--- Start MATERIAL TO PROCESS ---
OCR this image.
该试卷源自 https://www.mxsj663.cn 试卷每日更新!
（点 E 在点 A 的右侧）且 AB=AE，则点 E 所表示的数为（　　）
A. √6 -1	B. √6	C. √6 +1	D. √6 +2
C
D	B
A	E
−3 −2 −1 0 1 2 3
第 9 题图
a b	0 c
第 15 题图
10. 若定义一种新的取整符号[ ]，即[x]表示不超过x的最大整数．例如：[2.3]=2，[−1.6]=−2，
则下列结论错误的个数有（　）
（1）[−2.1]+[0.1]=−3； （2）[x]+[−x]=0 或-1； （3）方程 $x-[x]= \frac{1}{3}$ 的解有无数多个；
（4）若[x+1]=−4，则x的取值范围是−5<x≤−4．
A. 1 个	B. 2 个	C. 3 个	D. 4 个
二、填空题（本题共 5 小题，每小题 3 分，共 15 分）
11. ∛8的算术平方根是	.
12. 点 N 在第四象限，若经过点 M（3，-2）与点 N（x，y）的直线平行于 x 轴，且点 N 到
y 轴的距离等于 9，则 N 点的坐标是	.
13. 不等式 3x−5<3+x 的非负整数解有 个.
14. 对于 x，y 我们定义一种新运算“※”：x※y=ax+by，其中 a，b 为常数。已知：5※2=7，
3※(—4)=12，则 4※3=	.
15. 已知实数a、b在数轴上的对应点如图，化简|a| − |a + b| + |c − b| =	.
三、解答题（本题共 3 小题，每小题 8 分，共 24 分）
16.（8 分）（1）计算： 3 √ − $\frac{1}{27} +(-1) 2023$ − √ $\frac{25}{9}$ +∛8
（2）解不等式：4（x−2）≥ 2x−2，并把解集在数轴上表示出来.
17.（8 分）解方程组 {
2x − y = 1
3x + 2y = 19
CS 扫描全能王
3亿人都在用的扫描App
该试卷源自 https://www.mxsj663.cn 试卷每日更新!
--- End MATERIAL TO PROCESS ---
Reproduce the full listing exactly.

= EXERCISE ANSWER =
OCR this image.
该试卷源自 https://www.mxsj663.cn 试卷每日更新!
（点 E 在点 A 的右侧）且 AB=AE，则点 E 所表示的数为（　　）
A. √6 -1	B. √6	C. √6 +1	D. √6 +2
C
D	B
A	E
−3 −2 −1 0 1 2 3
第 9 题图
a b	0 c
第 15 题图
10. 若定义一种新的取整符号[ ]，即[x]表示不超过x的最大整数．例如：[2.3]=2，[−1.6]=−2，
则下列结论错误的个数有（　）
（1）[−2.1]+[0.1]=−3； （2）[x]+[−x]=0 或-1； （3）方程 $x-[x]= \frac{1}{3}$ 的解有无数多个；
（4）若[x+1]=−4，则x的取值范围是−5<x≤−4．
A. 1 个	B. 2 个	C. 3 个	D. 4 个
二、填空题（本题共 5 小题，每小题 3 分，共 15 分）
11. ∛8的算术平方根是	.
12. 点 N 在第四象限，若经过点 M（3，-2）与点 N（x，y）的直线平行于 x 轴，且点 N 到
y 轴的距离等于 9，则 N 点的坐标是	.
13. 不等式 3x−5<3+x 的非负整数解有 个.
14. 对于 x，y 我们定义一种新运算“※”：x※y=ax+by，其中 a，b 为常数。已知：5※2=7，
3※(—4)=12，则 4※3=	.
15. 已知实数a、b在数轴上的对应点如图，化简|a| − |a + b| + |c − b| =	.
三、解答题（本题共 3 小题，每小题 8 分，共 24 分）
16.（8 分）（1）计算： 3 √ − $\frac{1}{27} +(-1) 2023$ − √ $\frac{25}{9}$ +∛8
（2）解不等式：4（x−2）≥ 2x−2，并把解集在数轴上表示出来.
17.（8 分）解方程组 {
2x − y = 1
3x + 2y = 19
CS 扫描全能王
3亿人都在用的扫描App
该试卷源自 https://www.mxsj663.cn 试卷每日更新!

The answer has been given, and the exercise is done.